Material for this exercise.
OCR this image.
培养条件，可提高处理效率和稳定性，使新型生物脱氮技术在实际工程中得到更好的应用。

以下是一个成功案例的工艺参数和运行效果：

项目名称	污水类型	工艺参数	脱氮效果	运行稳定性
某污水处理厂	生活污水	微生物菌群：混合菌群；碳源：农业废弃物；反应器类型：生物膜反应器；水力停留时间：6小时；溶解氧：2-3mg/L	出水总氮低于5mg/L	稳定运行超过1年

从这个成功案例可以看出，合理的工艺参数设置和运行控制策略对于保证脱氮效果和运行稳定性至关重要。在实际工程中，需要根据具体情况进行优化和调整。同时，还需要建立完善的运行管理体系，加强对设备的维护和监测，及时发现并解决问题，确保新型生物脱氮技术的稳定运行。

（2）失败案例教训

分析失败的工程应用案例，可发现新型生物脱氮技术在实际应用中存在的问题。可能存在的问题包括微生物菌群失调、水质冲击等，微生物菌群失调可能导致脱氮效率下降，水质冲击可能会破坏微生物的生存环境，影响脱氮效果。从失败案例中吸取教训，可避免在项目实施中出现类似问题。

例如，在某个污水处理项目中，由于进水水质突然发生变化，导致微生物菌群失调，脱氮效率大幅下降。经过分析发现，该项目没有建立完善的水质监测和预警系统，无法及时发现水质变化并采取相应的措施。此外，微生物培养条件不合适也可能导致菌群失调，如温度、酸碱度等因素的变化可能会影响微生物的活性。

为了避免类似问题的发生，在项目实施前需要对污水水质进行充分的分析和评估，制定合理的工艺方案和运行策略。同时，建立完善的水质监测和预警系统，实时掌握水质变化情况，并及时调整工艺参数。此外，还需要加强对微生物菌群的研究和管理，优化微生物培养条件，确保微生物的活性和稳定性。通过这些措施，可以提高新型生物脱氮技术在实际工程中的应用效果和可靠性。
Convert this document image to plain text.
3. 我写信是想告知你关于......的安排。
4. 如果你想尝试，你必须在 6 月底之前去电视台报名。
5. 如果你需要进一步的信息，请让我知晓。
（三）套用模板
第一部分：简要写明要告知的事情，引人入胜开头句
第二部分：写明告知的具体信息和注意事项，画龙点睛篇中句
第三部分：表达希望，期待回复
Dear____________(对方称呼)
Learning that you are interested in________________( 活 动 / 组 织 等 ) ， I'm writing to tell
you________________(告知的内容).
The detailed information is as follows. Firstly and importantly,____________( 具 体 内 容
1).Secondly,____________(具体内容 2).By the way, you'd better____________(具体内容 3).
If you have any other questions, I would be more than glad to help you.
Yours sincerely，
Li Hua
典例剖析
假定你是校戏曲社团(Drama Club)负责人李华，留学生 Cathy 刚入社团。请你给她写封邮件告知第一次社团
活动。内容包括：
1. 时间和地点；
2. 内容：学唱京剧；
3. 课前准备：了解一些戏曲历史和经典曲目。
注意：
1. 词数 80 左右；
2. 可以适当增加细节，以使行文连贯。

Stated task. The line containing "Convert this document image to plain text." and every line after it, through the end of the records, should be repeated exactly and alone.

Reply.
Convert this document image to plain text.
3. 我写信是想告知你关于......的安排。
4. 如果你想尝试，你必须在 6 月底之前去电视台报名。
5. 如果你需要进一步的信息，请让我知晓。
（三）套用模板
第一部分：简要写明要告知的事情，引人入胜开头句
第二部分：写明告知的具体信息和注意事项，画龙点睛篇中句
第三部分：表达希望，期待回复
Dear____________(对方称呼)
Learning that you are interested in________________( 活 动 / 组 织 等 ) ， I'm writing to tell
you________________(告知的内容).
The detailed information is as follows. Firstly and importantly,____________( 具 体 内 容
1).Secondly,____________(具体内容 2).By the way, you'd better____________(具体内容 3).
If you have any other questions, I would be more than glad to help you.
Yours sincerely，
Li Hua
典例剖析
假定你是校戏曲社团(Drama Club)负责人李华，留学生 Cathy 刚入社团。请你给她写封邮件告知第一次社团
活动。内容包括：
1. 时间和地点；
2. 内容：学唱京剧；
3. 课前准备：了解一些戏曲历史和经典曲目。
注意：
1. 词数 80 左右；
2. 可以适当增加细节，以使行文连贯。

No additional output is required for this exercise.